### PROBLEM TO WORK ON
Rewrite all of the data below as a numbered list, skipping any blank lines. Leave the pictures out of your answer.

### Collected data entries

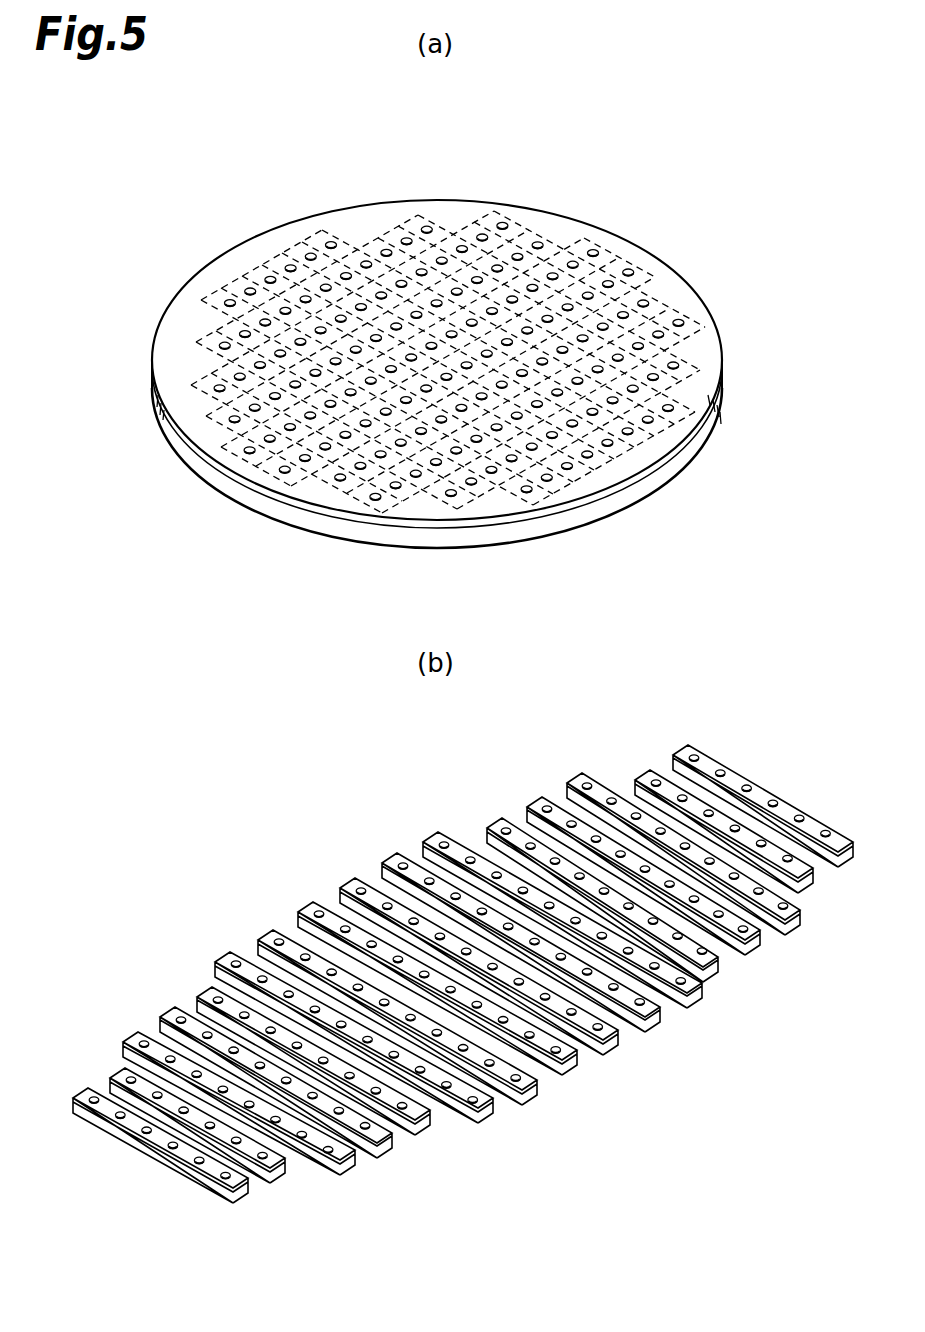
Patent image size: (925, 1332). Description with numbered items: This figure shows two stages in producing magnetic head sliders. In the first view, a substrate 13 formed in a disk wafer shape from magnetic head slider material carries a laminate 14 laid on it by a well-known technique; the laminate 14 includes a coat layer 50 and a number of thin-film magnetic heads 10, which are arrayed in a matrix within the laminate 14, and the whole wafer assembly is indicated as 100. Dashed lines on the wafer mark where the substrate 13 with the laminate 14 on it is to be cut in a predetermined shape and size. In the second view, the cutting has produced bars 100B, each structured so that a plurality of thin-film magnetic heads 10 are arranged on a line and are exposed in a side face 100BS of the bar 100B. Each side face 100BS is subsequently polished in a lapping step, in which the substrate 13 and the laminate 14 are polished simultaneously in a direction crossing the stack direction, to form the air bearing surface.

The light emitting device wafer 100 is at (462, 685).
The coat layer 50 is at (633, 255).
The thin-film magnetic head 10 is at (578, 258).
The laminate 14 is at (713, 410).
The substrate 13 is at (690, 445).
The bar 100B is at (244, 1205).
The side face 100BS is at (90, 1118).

### FULL RESPONSE
1. Patent image size: (925, 1332). Description with numbered items: This figure shows two stages in producing magnetic head sliders. In the first view, a substrate 13 formed in a disk wafer shape from magnetic head slider material carries a laminate 14 laid on it by a well-known technique; the laminate 14 includes a coat layer 50 and a number of thin-film magnetic heads 10, which are arrayed in a matrix within the laminate 14, and the whole wafer assembly is indicated as 100. Dashed lines on the wafer mark where the substrate 13 with the laminate 14 on it is to be cut in a predetermined shape and size. In the second view, the cutting has produced bars 100B, each structured so that a plurality of thin-film magnetic heads 10 are arranged on a line and are exposed in a side face 100BS of the bar 100B. Each side face 100BS is subsequently polished in a lapping step, in which the substrate 13 and the laminate 14 are polished simultaneously in a direction crossing the stack direction, to form the air bearing surface.
2. The light emitting device wafer 100 is at (462, 685).
3. The coat layer 50 is at (633, 255).
4. The thin-film magnetic head 10 is at (578, 258).
5. The laminate 14 is at (713, 410).
6. The substrate 13 is at (690, 445).
7. The bar 100B is at (244, 1205).
8. The side face 100BS is at (90, 1118).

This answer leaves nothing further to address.